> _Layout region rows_
-------

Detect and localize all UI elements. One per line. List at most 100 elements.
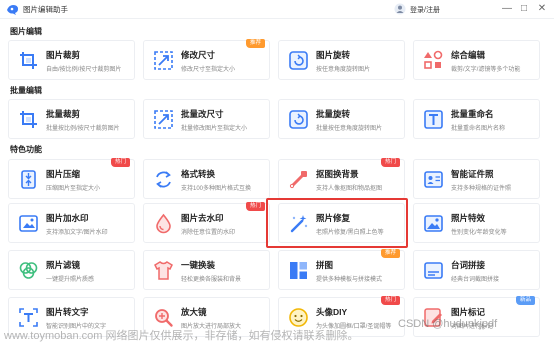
clothes-icon xyxy=(154,261,173,280)
card-add-watermark[interactable]: 图片加水印 支持添加文字/图片水印 xyxy=(8,203,135,243)
card-desc: 支持多种规格的证件照 xyxy=(451,186,512,192)
title-bar: 图片编辑助手 登录/注册 — □ ✕ xyxy=(0,0,554,19)
user-avatar-icon[interactable] xyxy=(394,3,406,15)
shapes-icon xyxy=(424,50,443,69)
id-photo-icon xyxy=(424,171,443,188)
card-photo-effects[interactable]: 照片特效 性别变化/年龄变化等 xyxy=(413,203,540,243)
section-title-featured: 特色功能 xyxy=(10,145,42,154)
resize-icon xyxy=(154,51,173,70)
subtitle-icon xyxy=(424,262,443,279)
card-title: 一键换装 xyxy=(181,260,216,270)
section-title-batch-edit: 批量编辑 xyxy=(10,86,42,95)
card-desc: 轻松更换各服装和背景 xyxy=(181,277,242,283)
card-batch-crop[interactable]: 批量裁剪 批量按比例/按尺寸裁剪图片 xyxy=(8,99,135,139)
card-title: 照片滤镜 xyxy=(46,260,81,270)
recommend-badge: 推荐 xyxy=(245,39,265,48)
card-desc: 支持人像抠图和物品抠图 xyxy=(316,186,383,192)
card-title: 批量改尺寸 xyxy=(181,109,224,119)
card-title: 格式转换 xyxy=(181,169,216,179)
site-watermark: www.toymoban.com 网络图片仅供展示，非存储，如有侵权请联系删除。 xyxy=(4,330,359,342)
rename-icon xyxy=(424,110,443,129)
card-desc: 自由/按比例/按尺寸裁剪图片 xyxy=(46,67,122,73)
card-desc: 修改尺寸至指定大小 xyxy=(181,67,236,73)
card-batch-resize[interactable]: 批量改尺寸 批量修改图片至指定大小 xyxy=(143,99,270,139)
card-title: 照片特效 xyxy=(451,213,486,223)
card-desc: 裁剪/文字/滤镜等多个功能 xyxy=(451,67,521,73)
cutout-icon xyxy=(289,171,307,189)
rotate-icon xyxy=(289,110,308,129)
card-desc: 批量按比例/按尺寸裁剪图片 xyxy=(46,126,120,132)
resize-icon xyxy=(154,110,173,129)
card-title: 台词拼接 xyxy=(451,260,486,270)
hot-badge: 热门 xyxy=(110,158,130,167)
card-title: 拼图 xyxy=(316,260,334,270)
hot-badge: 热门 xyxy=(380,158,400,167)
close-button[interactable]: ✕ xyxy=(535,2,549,16)
card-comprehensive-edit[interactable]: 综合编辑 裁剪/文字/滤镜等多个功能 xyxy=(413,40,540,80)
card-desc: 批量按任意角度旋转图片 xyxy=(316,126,383,132)
card-desc: 批量修改图片至指定大小 xyxy=(181,126,248,132)
card-desc: 批量重命名图片名称 xyxy=(451,126,506,132)
ocr-icon xyxy=(19,308,38,327)
card-image-mark[interactable]: 图片标记 对图片进行标记 新品 xyxy=(413,296,540,337)
card-desc: 支持100多种图片格式互换 xyxy=(181,186,252,192)
card-subtitle-stitch[interactable]: 台词拼接 经典台词截图拼接 xyxy=(413,250,540,290)
filter-icon xyxy=(19,262,38,279)
new-badge: 新品 xyxy=(515,296,535,305)
card-cutout-background[interactable]: 抠图换背景 支持人像抠图和物品抠图 热门 xyxy=(278,158,405,199)
card-title: 批量重命名 xyxy=(451,109,494,119)
app-title: 图片编辑助手 xyxy=(23,5,68,14)
card-collage[interactable]: 拼图 提供多种模板与拼接模式 推荐 xyxy=(278,249,405,290)
app-logo-icon xyxy=(7,5,18,15)
highlight-box xyxy=(266,198,408,248)
card-title: 图片裁剪 xyxy=(46,50,81,60)
card-title: 批量裁剪 xyxy=(46,109,81,119)
rotate-icon xyxy=(289,51,308,70)
card-photo-filter[interactable]: 照片滤镜 一键提升照片质感 xyxy=(8,250,135,290)
compress-icon xyxy=(21,170,36,189)
card-change-clothes[interactable]: 一键换装 轻松更换各服装和背景 xyxy=(143,250,270,290)
card-desc: 性别变化/年龄变化等 xyxy=(451,230,507,236)
card-title: 头像DIY xyxy=(316,307,348,317)
remove-watermark-icon xyxy=(156,213,171,234)
card-smart-id-photo[interactable]: 智能证件照 支持多种规格的证件照 xyxy=(413,159,540,199)
avatar-icon xyxy=(289,308,308,327)
card-desc: 压缩图片至指定大小 xyxy=(46,186,101,192)
section-title-image-edit: 图片编辑 xyxy=(10,27,42,36)
card-desc: 按任意角度旋转图片 xyxy=(316,67,371,73)
hot-badge: 热门 xyxy=(245,202,265,211)
card-title: 图片加水印 xyxy=(46,213,89,223)
card-title: 图片去水印 xyxy=(181,213,224,223)
magnifier-icon xyxy=(155,309,173,327)
card-batch-rotate[interactable]: 批量旋转 批量按任意角度旋转图片 xyxy=(278,99,405,139)
minimize-button[interactable]: — xyxy=(500,2,514,16)
card-image-crop[interactable]: 图片裁剪 自由/按比例/按尺寸裁剪图片 xyxy=(8,40,135,80)
card-title: 智能证件照 xyxy=(451,169,494,179)
crop-icon xyxy=(20,52,37,69)
card-title: 图片标记 xyxy=(451,307,486,317)
card-resize[interactable]: 修改尺寸 修改尺寸至指定大小 推荐 xyxy=(143,39,270,80)
card-title: 抠图换背景 xyxy=(316,169,359,179)
card-title: 图片旋转 xyxy=(316,50,351,60)
add-watermark-icon xyxy=(19,215,38,232)
card-desc: 经典台词截图拼接 xyxy=(451,277,500,283)
crop-icon xyxy=(20,111,37,128)
card-title: 放大镜 xyxy=(181,307,207,317)
card-title: 图片压缩 xyxy=(46,169,81,179)
card-desc: 消除任意位置的水印 xyxy=(181,230,236,236)
effects-icon xyxy=(424,215,443,232)
convert-icon xyxy=(156,171,171,188)
collage-icon xyxy=(290,262,307,279)
card-remove-watermark[interactable]: 图片去水印 消除任意位置的水印 热门 xyxy=(143,202,270,243)
hot-badge: 热门 xyxy=(380,296,400,305)
maximize-button[interactable]: □ xyxy=(517,2,531,16)
card-format-convert[interactable]: 格式转换 支持100多种图片格式互换 xyxy=(143,159,270,199)
card-image-compress[interactable]: 图片压缩 压缩图片至指定大小 热门 xyxy=(8,158,135,199)
login-register-link[interactable]: 登录/注册 xyxy=(410,5,440,15)
card-desc: 一键提升照片质感 xyxy=(46,277,95,283)
card-title: 批量旋转 xyxy=(316,109,351,119)
card-title: 综合编辑 xyxy=(451,50,486,60)
card-batch-rename[interactable]: 批量重命名 批量重命名图片名称 xyxy=(413,99,540,139)
card-image-rotate[interactable]: 图片旋转 按任意角度旋转图片 xyxy=(278,40,405,80)
card-desc: 支持添加文字/图片水印 xyxy=(46,230,108,236)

-------

> _Exercise goal_
Rewrite all of the lines in the rows above as a numbered list, skipping any blank lines. Leave the pictures out of your answer.

> _Complete output_
1. Detect and localize all UI elements. One per line. List at most 100 elements.
2. clothes-icon xyxy=(154,261,173,280)
3. card-add-watermark[interactable]: 图片加水印 支持添加文字/图片水印 xyxy=(8,203,135,243)
4. card-desc: 支持多种规格的证件照 xyxy=(451,186,512,192)
5. title-bar: 图片编辑助手 登录/注册 — □ ✕ xyxy=(0,0,554,19)
6. user-avatar-icon[interactable] xyxy=(394,3,406,15)
7. shapes-icon xyxy=(424,50,443,69)
8. id-photo-icon xyxy=(424,171,443,188)
9. card-photo-effects[interactable]: 照片特效 性别变化/年龄变化等 xyxy=(413,203,540,243)
10. section-title-featured: 特色功能 xyxy=(10,145,42,154)
11. resize-icon xyxy=(154,51,173,70)
12. subtitle-icon xyxy=(424,262,443,279)
13. card-title: 一键换装 xyxy=(181,260,216,270)
14. section-title-batch-edit: 批量编辑 xyxy=(10,86,42,95)
15. card-desc: 轻松更换各服装和背景 xyxy=(181,277,242,283)
16. card-batch-crop[interactable]: 批量裁剪 批量按比例/按尺寸裁剪图片 xyxy=(8,99,135,139)
17. card-title: 照片滤镜 xyxy=(46,260,81,270)
18. recommend-badge: 推荐 xyxy=(245,39,265,48)
19. card-desc: 支持人像抠图和物品抠图 xyxy=(316,186,383,192)
20. card-title: 批量改尺寸 xyxy=(181,109,224,119)
21. card-title: 格式转换 xyxy=(181,169,216,179)
22. site-watermark: www.toymoban.com 网络图片仅供展示，非存储，如有侵权请联系删除。 xyxy=(4,330,359,342)
23. rename-icon xyxy=(424,110,443,129)
24. card-desc: 自由/按比例/按尺寸裁剪图片 xyxy=(46,67,122,73)
25. card-desc: 修改尺寸至指定大小 xyxy=(181,67,236,73)
26. card-batch-resize[interactable]: 批量改尺寸 批量修改图片至指定大小 xyxy=(143,99,270,139)
27. card-title: 照片特效 xyxy=(451,213,486,223)
28. card-desc: 裁剪/文字/滤镜等多个功能 xyxy=(451,67,521,73)
29. cutout-icon xyxy=(289,171,307,189)
30. rotate-icon xyxy=(289,110,308,129)
31. card-desc: 批量按比例/按尺寸裁剪图片 xyxy=(46,126,120,132)
32. resize-icon xyxy=(154,110,173,129)
33. card-title: 台词拼接 xyxy=(451,260,486,270)
34. hot-badge: 热门 xyxy=(110,158,130,167)
35. card-title: 拼图 xyxy=(316,260,334,270)
36. hot-badge: 热门 xyxy=(380,158,400,167)
37. close-button[interactable]: ✕ xyxy=(535,2,549,16)
38. card-comprehensive-edit[interactable]: 综合编辑 裁剪/文字/滤镜等多个功能 xyxy=(413,40,540,80)
39. card-desc: 批量按任意角度旋转图片 xyxy=(316,126,383,132)
40. card-desc: 批量修改图片至指定大小 xyxy=(181,126,248,132)
41. card-desc: 批量重命名图片名称 xyxy=(451,126,506,132)
42. ocr-icon xyxy=(19,308,38,327)
43. card-image-mark[interactable]: 图片标记 对图片进行标记 新品 xyxy=(413,296,540,337)
44. card-desc: 支持100多种图片格式互换 xyxy=(181,186,252,192)
45. card-subtitle-stitch[interactable]: 台词拼接 经典台词截图拼接 xyxy=(413,250,540,290)
46. filter-icon xyxy=(19,262,38,279)
47. new-badge: 新品 xyxy=(515,296,535,305)
48. card-cutout-background[interactable]: 抠图换背景 支持人像抠图和物品抠图 热门 xyxy=(278,158,405,199)
49. card-title: 批量重命名 xyxy=(451,109,494,119)
50. app-title: 图片编辑助手 xyxy=(23,5,68,14)
51. card-collage[interactable]: 拼图 提供多种模板与拼接模式 推荐 xyxy=(278,249,405,290)
52. app-logo-icon xyxy=(7,5,18,15)
53. highlight-box xyxy=(266,198,408,248)
54. card-title: 图片裁剪 xyxy=(46,50,81,60)
55. card-title: 批量裁剪 xyxy=(46,109,81,119)
56. rotate-icon xyxy=(289,51,308,70)
57. card-photo-filter[interactable]: 照片滤镜 一键提升照片质感 xyxy=(8,250,135,290)
58. compress-icon xyxy=(21,170,36,189)
59. card-change-clothes[interactable]: 一键换装 轻松更换各服装和背景 xyxy=(143,250,270,290)
60. card-desc: 性别变化/年龄变化等 xyxy=(451,230,507,236)
61. card-title: 头像DIY xyxy=(316,307,348,317)
62. remove-watermark-icon xyxy=(156,213,171,234)
63. card-smart-id-photo[interactable]: 智能证件照 支持多种规格的证件照 xyxy=(413,159,540,199)
64. avatar-icon xyxy=(289,308,308,327)
65. card-desc: 压缩图片至指定大小 xyxy=(46,186,101,192)
66. section-title-image-edit: 图片编辑 xyxy=(10,27,42,36)
67. card-desc: 按任意角度旋转图片 xyxy=(316,67,371,73)
68. hot-badge: 热门 xyxy=(245,202,265,211)
69. card-title: 图片加水印 xyxy=(46,213,89,223)
70. card-title: 图片去水印 xyxy=(181,213,224,223)
71. magnifier-icon xyxy=(155,309,173,327)
72. card-batch-rotate[interactable]: 批量旋转 批量按任意角度旋转图片 xyxy=(278,99,405,139)
73. minimize-button[interactable]: — xyxy=(500,2,514,16)
74. card-image-crop[interactable]: 图片裁剪 自由/按比例/按尺寸裁剪图片 xyxy=(8,40,135,80)
75. card-title: 智能证件照 xyxy=(451,169,494,179)
76. crop-icon xyxy=(20,52,37,69)
77. card-title: 图片标记 xyxy=(451,307,486,317)
78. card-resize[interactable]: 修改尺寸 修改尺寸至指定大小 推荐 xyxy=(143,39,270,80)
79. card-title: 抠图换背景 xyxy=(316,169,359,179)
80. card-title: 图片旋转 xyxy=(316,50,351,60)
81. add-watermark-icon xyxy=(19,215,38,232)
82. card-desc: 经典台词截图拼接 xyxy=(451,277,500,283)
83. crop-icon xyxy=(20,111,37,128)
84. card-title: 放大镜 xyxy=(181,307,207,317)
85. card-title: 图片压缩 xyxy=(46,169,81,179)
86. card-desc: 消除任意位置的水印 xyxy=(181,230,236,236)
87. effects-icon xyxy=(424,215,443,232)
88. convert-icon xyxy=(156,171,171,188)
89. collage-icon xyxy=(290,262,307,279)
90. card-remove-watermark[interactable]: 图片去水印 消除任意位置的水印 热门 xyxy=(143,202,270,243)
91. hot-badge: 热门 xyxy=(380,296,400,305)
92. maximize-button[interactable]: □ xyxy=(517,2,531,16)
93. card-format-convert[interactable]: 格式转换 支持100多种图片格式互换 xyxy=(143,159,270,199)
94. card-image-compress[interactable]: 图片压缩 压缩图片至指定大小 热门 xyxy=(8,158,135,199)
95. login-register-link[interactable]: 登录/注册 xyxy=(410,5,440,15)
96. card-desc: 一键提升照片质感 xyxy=(46,277,95,283)
97. card-title: 批量旋转 xyxy=(316,109,351,119)
98. card-title: 综合编辑 xyxy=(451,50,486,60)
99. card-batch-rename[interactable]: 批量重命名 批量重命名图片名称 xyxy=(413,99,540,139)
100. card-image-rotate[interactable]: 图片旋转 按任意角度旋转图片 xyxy=(278,40,405,80)
101. card-desc: 支持添加文字/图片水印 xyxy=(46,230,108,236)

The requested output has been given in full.